**** PROVIDED ENTRIES ****

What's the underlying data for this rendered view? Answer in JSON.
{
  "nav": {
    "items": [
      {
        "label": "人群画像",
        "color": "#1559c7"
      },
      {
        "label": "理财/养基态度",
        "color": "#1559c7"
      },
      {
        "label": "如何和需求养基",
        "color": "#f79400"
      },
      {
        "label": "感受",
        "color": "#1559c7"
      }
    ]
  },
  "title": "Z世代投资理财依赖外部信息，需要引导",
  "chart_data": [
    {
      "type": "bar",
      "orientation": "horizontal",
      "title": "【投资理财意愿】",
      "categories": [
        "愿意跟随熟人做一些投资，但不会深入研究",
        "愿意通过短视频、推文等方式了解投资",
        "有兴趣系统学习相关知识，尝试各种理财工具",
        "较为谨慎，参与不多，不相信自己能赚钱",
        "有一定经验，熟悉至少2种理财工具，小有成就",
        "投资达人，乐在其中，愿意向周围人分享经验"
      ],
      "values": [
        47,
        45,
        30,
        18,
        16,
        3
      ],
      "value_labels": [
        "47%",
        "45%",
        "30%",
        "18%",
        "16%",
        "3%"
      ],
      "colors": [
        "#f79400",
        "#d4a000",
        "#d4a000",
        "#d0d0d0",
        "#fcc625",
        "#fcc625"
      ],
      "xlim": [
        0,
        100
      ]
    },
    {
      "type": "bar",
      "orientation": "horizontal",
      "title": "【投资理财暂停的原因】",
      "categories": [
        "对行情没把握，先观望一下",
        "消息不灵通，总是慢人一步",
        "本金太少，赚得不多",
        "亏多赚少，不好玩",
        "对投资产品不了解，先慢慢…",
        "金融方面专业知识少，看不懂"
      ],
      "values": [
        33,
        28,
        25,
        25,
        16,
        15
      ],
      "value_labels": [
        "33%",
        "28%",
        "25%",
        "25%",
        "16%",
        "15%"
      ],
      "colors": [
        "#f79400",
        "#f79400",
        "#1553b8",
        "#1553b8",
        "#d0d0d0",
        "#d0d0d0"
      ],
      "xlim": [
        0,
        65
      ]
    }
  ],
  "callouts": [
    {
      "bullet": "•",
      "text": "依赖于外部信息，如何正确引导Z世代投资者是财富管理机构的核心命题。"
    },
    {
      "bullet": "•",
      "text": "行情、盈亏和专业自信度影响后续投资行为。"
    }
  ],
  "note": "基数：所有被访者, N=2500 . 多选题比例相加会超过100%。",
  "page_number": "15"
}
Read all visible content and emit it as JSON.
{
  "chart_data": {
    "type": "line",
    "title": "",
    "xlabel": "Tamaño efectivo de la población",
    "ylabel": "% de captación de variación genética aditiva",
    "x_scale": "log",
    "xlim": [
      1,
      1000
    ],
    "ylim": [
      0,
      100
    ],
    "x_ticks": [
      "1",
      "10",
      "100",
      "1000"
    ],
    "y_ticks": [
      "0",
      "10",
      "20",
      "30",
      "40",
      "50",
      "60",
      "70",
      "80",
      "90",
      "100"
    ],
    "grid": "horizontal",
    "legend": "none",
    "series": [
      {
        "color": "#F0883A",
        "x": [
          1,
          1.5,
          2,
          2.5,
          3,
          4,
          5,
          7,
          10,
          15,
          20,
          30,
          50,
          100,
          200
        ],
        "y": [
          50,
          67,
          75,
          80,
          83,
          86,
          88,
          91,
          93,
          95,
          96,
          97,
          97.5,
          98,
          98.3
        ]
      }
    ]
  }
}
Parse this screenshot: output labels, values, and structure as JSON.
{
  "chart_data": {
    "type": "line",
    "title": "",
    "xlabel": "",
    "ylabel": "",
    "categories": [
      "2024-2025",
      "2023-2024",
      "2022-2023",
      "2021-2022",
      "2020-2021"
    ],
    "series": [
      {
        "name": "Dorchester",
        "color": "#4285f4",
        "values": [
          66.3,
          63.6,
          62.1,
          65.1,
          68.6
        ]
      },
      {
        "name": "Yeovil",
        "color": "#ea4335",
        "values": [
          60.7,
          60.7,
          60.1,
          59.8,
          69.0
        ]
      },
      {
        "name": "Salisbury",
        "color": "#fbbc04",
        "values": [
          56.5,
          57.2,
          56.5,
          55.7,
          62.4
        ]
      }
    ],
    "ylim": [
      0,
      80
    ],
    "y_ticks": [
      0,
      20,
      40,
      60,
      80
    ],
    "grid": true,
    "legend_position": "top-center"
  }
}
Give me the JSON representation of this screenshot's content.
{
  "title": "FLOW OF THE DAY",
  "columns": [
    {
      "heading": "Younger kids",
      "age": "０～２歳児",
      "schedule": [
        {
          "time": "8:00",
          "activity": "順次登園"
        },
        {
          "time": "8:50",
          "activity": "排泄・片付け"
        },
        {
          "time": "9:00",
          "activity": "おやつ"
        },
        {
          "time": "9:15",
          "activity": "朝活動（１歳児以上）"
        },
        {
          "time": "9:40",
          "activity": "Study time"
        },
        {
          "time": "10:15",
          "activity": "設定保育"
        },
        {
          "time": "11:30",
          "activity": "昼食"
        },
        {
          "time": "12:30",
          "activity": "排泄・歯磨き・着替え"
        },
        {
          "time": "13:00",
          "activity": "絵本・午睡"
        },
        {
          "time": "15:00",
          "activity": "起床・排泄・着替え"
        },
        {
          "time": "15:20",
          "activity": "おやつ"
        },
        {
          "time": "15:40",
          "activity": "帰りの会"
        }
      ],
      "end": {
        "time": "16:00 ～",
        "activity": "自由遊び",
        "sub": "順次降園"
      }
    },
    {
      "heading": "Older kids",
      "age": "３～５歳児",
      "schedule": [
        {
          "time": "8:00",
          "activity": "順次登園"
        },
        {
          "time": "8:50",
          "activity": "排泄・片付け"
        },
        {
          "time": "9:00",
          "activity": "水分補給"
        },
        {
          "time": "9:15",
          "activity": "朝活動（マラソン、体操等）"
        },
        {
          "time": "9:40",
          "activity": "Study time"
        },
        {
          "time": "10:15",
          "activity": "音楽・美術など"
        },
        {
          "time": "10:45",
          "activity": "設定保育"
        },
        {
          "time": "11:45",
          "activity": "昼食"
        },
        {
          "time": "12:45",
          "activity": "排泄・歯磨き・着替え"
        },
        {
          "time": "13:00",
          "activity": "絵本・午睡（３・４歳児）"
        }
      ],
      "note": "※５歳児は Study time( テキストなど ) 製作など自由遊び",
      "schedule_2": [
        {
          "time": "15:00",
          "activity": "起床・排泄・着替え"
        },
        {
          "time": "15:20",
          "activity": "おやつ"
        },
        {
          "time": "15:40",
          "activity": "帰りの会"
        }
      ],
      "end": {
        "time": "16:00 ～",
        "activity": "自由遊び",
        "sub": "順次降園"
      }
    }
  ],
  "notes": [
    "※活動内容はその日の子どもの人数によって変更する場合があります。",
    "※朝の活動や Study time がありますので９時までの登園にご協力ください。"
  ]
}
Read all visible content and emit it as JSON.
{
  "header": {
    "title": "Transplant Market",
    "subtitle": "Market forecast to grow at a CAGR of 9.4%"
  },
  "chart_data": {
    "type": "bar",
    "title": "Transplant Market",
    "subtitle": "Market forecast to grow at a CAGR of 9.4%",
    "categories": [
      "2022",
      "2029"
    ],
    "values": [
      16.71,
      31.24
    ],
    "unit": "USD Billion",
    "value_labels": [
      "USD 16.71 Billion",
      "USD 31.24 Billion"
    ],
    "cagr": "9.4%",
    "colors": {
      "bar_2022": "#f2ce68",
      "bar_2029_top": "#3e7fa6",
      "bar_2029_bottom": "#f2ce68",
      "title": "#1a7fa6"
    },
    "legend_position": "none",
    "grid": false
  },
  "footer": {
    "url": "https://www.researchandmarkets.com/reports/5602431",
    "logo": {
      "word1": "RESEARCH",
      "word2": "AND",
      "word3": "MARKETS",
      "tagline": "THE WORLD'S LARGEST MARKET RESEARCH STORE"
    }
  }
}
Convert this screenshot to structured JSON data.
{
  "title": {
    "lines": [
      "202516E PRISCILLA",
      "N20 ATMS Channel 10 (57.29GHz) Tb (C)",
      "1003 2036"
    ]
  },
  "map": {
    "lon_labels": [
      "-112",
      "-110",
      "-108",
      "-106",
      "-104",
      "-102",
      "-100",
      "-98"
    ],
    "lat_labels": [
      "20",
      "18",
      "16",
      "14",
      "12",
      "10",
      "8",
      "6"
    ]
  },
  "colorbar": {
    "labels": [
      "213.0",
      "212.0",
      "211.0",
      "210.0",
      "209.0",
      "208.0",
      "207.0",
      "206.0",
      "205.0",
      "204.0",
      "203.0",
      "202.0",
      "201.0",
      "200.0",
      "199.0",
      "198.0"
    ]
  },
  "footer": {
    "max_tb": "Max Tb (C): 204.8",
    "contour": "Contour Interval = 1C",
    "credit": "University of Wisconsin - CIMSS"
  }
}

****

*GIVEN TASK*
Extract every line of the records above that contains the word "text".

*CORRECT RESPONSE*
      "text": "依赖于外部信息，如何正确引导Z世代投资者是财富管理机构的核心命题。"
      "text": "行情、盈亏和专业自信度影响后续投资行为。"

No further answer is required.